Data listing
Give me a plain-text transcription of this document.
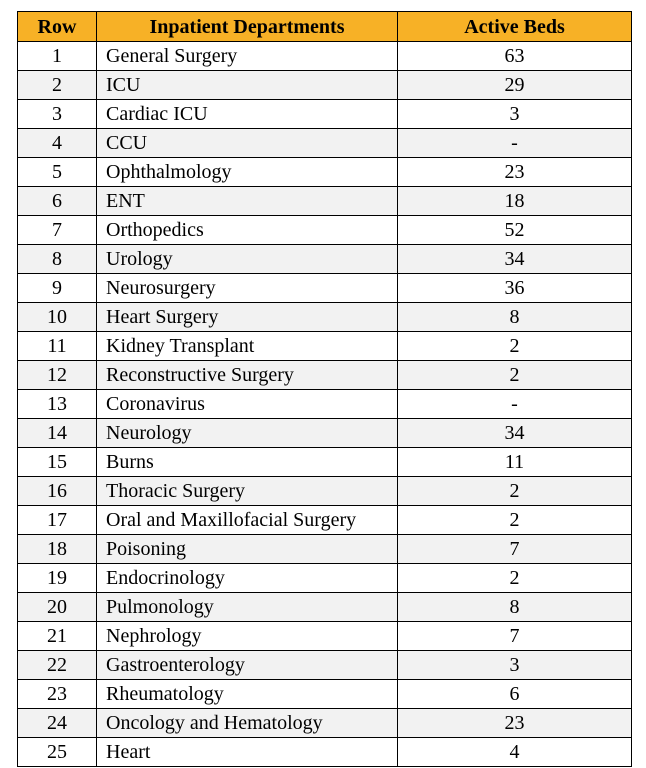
Row	Inpatient Departments	Active Beds
1	General Surgery	63
2	ICU	29
3	Cardiac ICU	3
4	CCU	-
5	Ophthalmology	23
6	ENT	18
7	Orthopedics	52
8	Urology	34
9	Neurosurgery	36
10	Heart Surgery	8
11	Kidney Transplant	2
12	Reconstructive Surgery	2
13	Coronavirus	-
14	Neurology	34
15	Burns	11
16	Thoracic Surgery	2
17	Oral and Maxillofacial Surgery	2
18	Poisoning	7
19	Endocrinology	2
20	Pulmonology	8
21	Nephrology	7
22	Gastroenterology	3
23	Rheumatology	6
24	Oncology and Hematology	23
25	Heart	4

Instructions to follow
Pictures in the entries are to be skipped, and everything else repeated word for word.

Problem solution
Give me a plain-text transcription of this document.
Row	Inpatient Departments	Active Beds
1	General Surgery	63
2	ICU	29
3	Cardiac ICU	3
4	CCU	-
5	Ophthalmology	23
6	ENT	18
7	Orthopedics	52
8	Urology	34
9	Neurosurgery	36
10	Heart Surgery	8
11	Kidney Transplant	2
12	Reconstructive Surgery	2
13	Coronavirus	-
14	Neurology	34
15	Burns	11
16	Thoracic Surgery	2
17	Oral and Maxillofacial Surgery	2
18	Poisoning	7
19	Endocrinology	2
20	Pulmonology	8
21	Nephrology	7
22	Gastroenterology	3
23	Rheumatology	6
24	Oncology and Hematology	23
25	Heart	4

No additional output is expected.